Challenge: Write the material out again in full, word for word. Do not include the pictures.

Dataset records:
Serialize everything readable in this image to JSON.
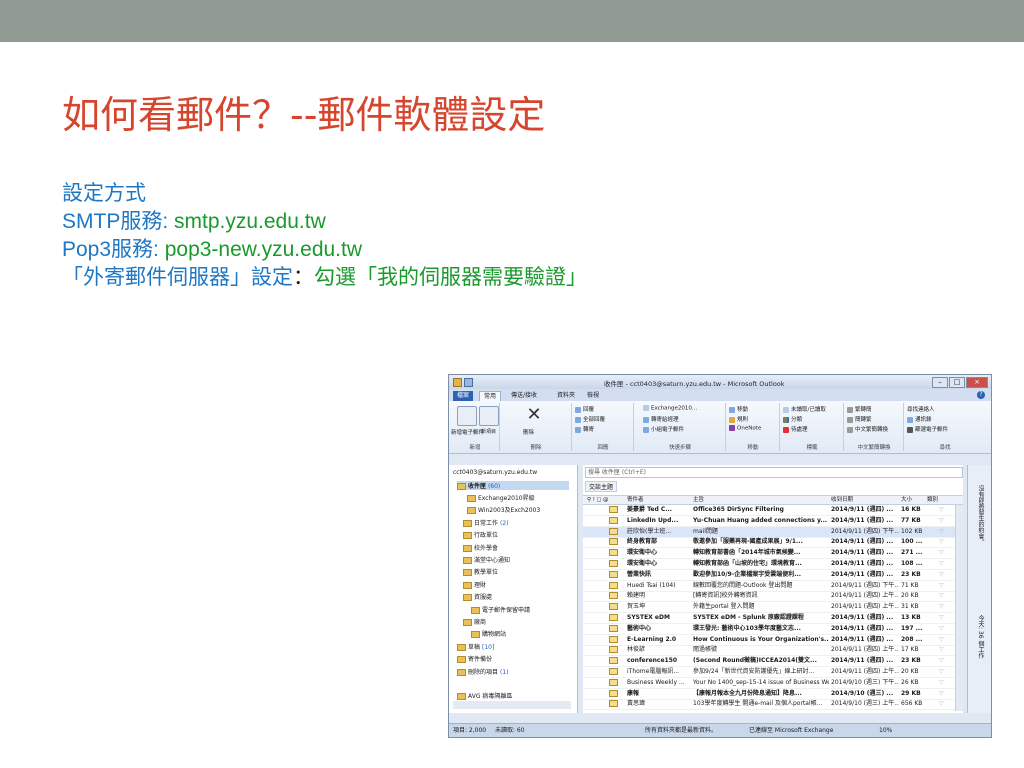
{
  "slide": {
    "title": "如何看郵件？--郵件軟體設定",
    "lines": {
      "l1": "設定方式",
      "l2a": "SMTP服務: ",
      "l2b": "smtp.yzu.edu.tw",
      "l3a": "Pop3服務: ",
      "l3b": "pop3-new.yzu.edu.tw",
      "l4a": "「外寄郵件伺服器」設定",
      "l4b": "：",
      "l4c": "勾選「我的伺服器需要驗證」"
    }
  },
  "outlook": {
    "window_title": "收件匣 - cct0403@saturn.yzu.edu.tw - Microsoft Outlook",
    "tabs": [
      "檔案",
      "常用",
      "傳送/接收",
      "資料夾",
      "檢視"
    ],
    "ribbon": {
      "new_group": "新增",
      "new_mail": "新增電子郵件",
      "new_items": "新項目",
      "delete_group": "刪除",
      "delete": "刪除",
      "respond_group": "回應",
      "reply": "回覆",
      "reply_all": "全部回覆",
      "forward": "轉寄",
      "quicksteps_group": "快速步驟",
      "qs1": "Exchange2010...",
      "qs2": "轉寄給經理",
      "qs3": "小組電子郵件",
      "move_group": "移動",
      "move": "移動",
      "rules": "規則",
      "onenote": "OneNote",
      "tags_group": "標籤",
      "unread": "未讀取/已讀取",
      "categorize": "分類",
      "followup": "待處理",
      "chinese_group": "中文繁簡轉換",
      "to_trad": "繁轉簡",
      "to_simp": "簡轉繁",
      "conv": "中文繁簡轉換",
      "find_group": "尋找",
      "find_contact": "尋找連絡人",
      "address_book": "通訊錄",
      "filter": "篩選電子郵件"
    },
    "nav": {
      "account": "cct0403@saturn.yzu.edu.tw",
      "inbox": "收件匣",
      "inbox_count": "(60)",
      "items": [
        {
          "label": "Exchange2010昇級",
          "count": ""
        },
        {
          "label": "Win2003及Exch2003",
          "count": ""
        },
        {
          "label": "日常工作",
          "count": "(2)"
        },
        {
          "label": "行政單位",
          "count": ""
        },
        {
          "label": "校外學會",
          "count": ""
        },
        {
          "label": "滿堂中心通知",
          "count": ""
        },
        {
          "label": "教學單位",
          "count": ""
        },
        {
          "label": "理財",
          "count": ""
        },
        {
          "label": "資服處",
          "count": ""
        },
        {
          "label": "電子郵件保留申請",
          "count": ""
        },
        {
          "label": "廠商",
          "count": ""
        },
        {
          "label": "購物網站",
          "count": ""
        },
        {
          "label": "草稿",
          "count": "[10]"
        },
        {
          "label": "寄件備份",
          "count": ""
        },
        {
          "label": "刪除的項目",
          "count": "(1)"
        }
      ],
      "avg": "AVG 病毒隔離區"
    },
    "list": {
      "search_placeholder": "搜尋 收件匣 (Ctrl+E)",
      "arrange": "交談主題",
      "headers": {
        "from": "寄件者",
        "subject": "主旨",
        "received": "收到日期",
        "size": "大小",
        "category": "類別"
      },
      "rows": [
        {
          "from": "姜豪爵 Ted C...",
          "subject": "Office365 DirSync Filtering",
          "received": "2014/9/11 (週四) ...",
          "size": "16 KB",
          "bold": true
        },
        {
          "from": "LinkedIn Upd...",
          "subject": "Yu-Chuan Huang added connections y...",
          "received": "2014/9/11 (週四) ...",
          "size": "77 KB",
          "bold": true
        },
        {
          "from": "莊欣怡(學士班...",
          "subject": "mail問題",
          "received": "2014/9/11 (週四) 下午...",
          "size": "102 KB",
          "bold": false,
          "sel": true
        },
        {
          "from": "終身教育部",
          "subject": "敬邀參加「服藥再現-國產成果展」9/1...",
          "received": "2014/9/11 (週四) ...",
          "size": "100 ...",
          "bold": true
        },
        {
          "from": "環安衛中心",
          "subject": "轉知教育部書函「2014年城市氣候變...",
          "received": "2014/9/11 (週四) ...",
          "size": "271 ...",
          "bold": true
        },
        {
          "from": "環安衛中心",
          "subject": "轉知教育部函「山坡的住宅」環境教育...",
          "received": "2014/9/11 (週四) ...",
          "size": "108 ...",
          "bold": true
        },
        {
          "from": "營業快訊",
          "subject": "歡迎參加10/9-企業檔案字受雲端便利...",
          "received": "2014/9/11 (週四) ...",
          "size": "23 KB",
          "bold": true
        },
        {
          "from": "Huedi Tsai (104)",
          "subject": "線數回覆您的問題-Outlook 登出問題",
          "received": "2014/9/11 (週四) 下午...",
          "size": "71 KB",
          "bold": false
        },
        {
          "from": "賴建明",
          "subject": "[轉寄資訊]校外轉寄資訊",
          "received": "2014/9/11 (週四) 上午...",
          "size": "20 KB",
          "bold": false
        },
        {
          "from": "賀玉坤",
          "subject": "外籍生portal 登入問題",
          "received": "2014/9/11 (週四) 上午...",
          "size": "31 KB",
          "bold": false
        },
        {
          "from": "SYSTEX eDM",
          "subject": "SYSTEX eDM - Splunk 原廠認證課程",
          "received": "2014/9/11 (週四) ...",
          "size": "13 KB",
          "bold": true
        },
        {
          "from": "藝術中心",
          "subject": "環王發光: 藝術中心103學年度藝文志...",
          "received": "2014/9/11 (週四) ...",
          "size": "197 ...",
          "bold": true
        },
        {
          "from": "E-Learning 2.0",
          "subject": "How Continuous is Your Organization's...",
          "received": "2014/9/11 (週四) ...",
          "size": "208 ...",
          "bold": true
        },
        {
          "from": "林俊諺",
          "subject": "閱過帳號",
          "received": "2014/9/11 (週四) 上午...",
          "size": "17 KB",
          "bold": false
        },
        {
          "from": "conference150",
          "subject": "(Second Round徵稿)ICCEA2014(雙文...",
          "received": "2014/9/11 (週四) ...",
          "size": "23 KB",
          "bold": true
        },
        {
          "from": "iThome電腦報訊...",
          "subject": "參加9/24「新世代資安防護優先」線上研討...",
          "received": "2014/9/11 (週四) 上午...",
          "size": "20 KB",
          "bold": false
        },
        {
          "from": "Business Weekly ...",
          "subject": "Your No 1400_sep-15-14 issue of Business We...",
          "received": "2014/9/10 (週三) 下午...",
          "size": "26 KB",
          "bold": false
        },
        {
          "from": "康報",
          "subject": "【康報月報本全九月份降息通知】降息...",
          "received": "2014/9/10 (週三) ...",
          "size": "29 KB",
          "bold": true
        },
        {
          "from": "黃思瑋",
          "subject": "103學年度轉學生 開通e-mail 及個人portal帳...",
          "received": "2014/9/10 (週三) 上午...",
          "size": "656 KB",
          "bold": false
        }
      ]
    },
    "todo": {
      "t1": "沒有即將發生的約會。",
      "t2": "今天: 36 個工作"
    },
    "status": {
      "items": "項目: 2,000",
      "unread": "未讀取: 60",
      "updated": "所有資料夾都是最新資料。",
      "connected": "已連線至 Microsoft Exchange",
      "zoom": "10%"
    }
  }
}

Full response:
Serialize everything readable in this image to JSON.
{
  "slide": {
    "title": "如何看郵件？--郵件軟體設定",
    "lines": {
      "l1": "設定方式",
      "l2a": "SMTP服務: ",
      "l2b": "smtp.yzu.edu.tw",
      "l3a": "Pop3服務: ",
      "l3b": "pop3-new.yzu.edu.tw",
      "l4a": "「外寄郵件伺服器」設定",
      "l4b": "：",
      "l4c": "勾選「我的伺服器需要驗證」"
    }
  },
  "outlook": {
    "window_title": "收件匣 - cct0403@saturn.yzu.edu.tw - Microsoft Outlook",
    "tabs": [
      "檔案",
      "常用",
      "傳送/接收",
      "資料夾",
      "檢視"
    ],
    "ribbon": {
      "new_group": "新增",
      "new_mail": "新增電子郵件",
      "new_items": "新項目",
      "delete_group": "刪除",
      "delete": "刪除",
      "respond_group": "回應",
      "reply": "回覆",
      "reply_all": "全部回覆",
      "forward": "轉寄",
      "quicksteps_group": "快速步驟",
      "qs1": "Exchange2010...",
      "qs2": "轉寄給經理",
      "qs3": "小組電子郵件",
      "move_group": "移動",
      "move": "移動",
      "rules": "規則",
      "onenote": "OneNote",
      "tags_group": "標籤",
      "unread": "未讀取/已讀取",
      "categorize": "分類",
      "followup": "待處理",
      "chinese_group": "中文繁簡轉換",
      "to_trad": "繁轉簡",
      "to_simp": "簡轉繁",
      "conv": "中文繁簡轉換",
      "find_group": "尋找",
      "find_contact": "尋找連絡人",
      "address_book": "通訊錄",
      "filter": "篩選電子郵件"
    },
    "nav": {
      "account": "cct0403@saturn.yzu.edu.tw",
      "inbox": "收件匣",
      "inbox_count": "(60)",
      "items": [
        {
          "label": "Exchange2010昇級",
          "count": ""
        },
        {
          "label": "Win2003及Exch2003",
          "count": ""
        },
        {
          "label": "日常工作",
          "count": "(2)"
        },
        {
          "label": "行政單位",
          "count": ""
        },
        {
          "label": "校外學會",
          "count": ""
        },
        {
          "label": "滿堂中心通知",
          "count": ""
        },
        {
          "label": "教學單位",
          "count": ""
        },
        {
          "label": "理財",
          "count": ""
        },
        {
          "label": "資服處",
          "count": ""
        },
        {
          "label": "電子郵件保留申請",
          "count": ""
        },
        {
          "label": "廠商",
          "count": ""
        },
        {
          "label": "購物網站",
          "count": ""
        },
        {
          "label": "草稿",
          "count": "[10]"
        },
        {
          "label": "寄件備份",
          "count": ""
        },
        {
          "label": "刪除的項目",
          "count": "(1)"
        }
      ],
      "avg": "AVG 病毒隔離區"
    },
    "list": {
      "search_placeholder": "搜尋 收件匣 (Ctrl+E)",
      "arrange": "交談主題",
      "headers": {
        "from": "寄件者",
        "subject": "主旨",
        "received": "收到日期",
        "size": "大小",
        "category": "類別"
      },
      "rows": [
        {
          "from": "姜豪爵 Ted C...",
          "subject": "Office365 DirSync Filtering",
          "received": "2014/9/11 (週四) ...",
          "size": "16 KB",
          "bold": true
        },
        {
          "from": "LinkedIn Upd...",
          "subject": "Yu-Chuan Huang added connections y...",
          "received": "2014/9/11 (週四) ...",
          "size": "77 KB",
          "bold": true
        },
        {
          "from": "莊欣怡(學士班...",
          "subject": "mail問題",
          "received": "2014/9/11 (週四) 下午...",
          "size": "102 KB",
          "bold": false,
          "sel": true
        },
        {
          "from": "終身教育部",
          "subject": "敬邀參加「服藥再現-國產成果展」9/1...",
          "received": "2014/9/11 (週四) ...",
          "size": "100 ...",
          "bold": true
        },
        {
          "from": "環安衛中心",
          "subject": "轉知教育部書函「2014年城市氣候變...",
          "received": "2014/9/11 (週四) ...",
          "size": "271 ...",
          "bold": true
        },
        {
          "from": "環安衛中心",
          "subject": "轉知教育部函「山坡的住宅」環境教育...",
          "received": "2014/9/11 (週四) ...",
          "size": "108 ...",
          "bold": true
        },
        {
          "from": "營業快訊",
          "subject": "歡迎參加10/9-企業檔案字受雲端便利...",
          "received": "2014/9/11 (週四) ...",
          "size": "23 KB",
          "bold": true
        },
        {
          "from": "Huedi Tsai (104)",
          "subject": "線數回覆您的問題-Outlook 登出問題",
          "received": "2014/9/11 (週四) 下午...",
          "size": "71 KB",
          "bold": false
        },
        {
          "from": "賴建明",
          "subject": "[轉寄資訊]校外轉寄資訊",
          "received": "2014/9/11 (週四) 上午...",
          "size": "20 KB",
          "bold": false
        },
        {
          "from": "賀玉坤",
          "subject": "外籍生portal 登入問題",
          "received": "2014/9/11 (週四) 上午...",
          "size": "31 KB",
          "bold": false
        },
        {
          "from": "SYSTEX eDM",
          "subject": "SYSTEX eDM - Splunk 原廠認證課程",
          "received": "2014/9/11 (週四) ...",
          "size": "13 KB",
          "bold": true
        },
        {
          "from": "藝術中心",
          "subject": "環王發光: 藝術中心103學年度藝文志...",
          "received": "2014/9/11 (週四) ...",
          "size": "197 ...",
          "bold": true
        },
        {
          "from": "E-Learning 2.0",
          "subject": "How Continuous is Your Organization's...",
          "received": "2014/9/11 (週四) ...",
          "size": "208 ...",
          "bold": true
        },
        {
          "from": "林俊諺",
          "subject": "閱過帳號",
          "received": "2014/9/11 (週四) 上午...",
          "size": "17 KB",
          "bold": false
        },
        {
          "from": "conference150",
          "subject": "(Second Round徵稿)ICCEA2014(雙文...",
          "received": "2014/9/11 (週四) ...",
          "size": "23 KB",
          "bold": true
        },
        {
          "from": "iThome電腦報訊...",
          "subject": "參加9/24「新世代資安防護優先」線上研討...",
          "received": "2014/9/11 (週四) 上午...",
          "size": "20 KB",
          "bold": false
        },
        {
          "from": "Business Weekly ...",
          "subject": "Your No 1400_sep-15-14 issue of Business We...",
          "received": "2014/9/10 (週三) 下午...",
          "size": "26 KB",
          "bold": false
        },
        {
          "from": "康報",
          "subject": "【康報月報本全九月份降息通知】降息...",
          "received": "2014/9/10 (週三) ...",
          "size": "29 KB",
          "bold": true
        },
        {
          "from": "黃思瑋",
          "subject": "103學年度轉學生 開通e-mail 及個人portal帳...",
          "received": "2014/9/10 (週三) 上午...",
          "size": "656 KB",
          "bold": false
        }
      ]
    },
    "todo": {
      "t1": "沒有即將發生的約會。",
      "t2": "今天: 36 個工作"
    },
    "status": {
      "items": "項目: 2,000",
      "unread": "未讀取: 60",
      "updated": "所有資料夾都是最新資料。",
      "connected": "已連線至 Microsoft Exchange",
      "zoom": "10%"
    }
  }
}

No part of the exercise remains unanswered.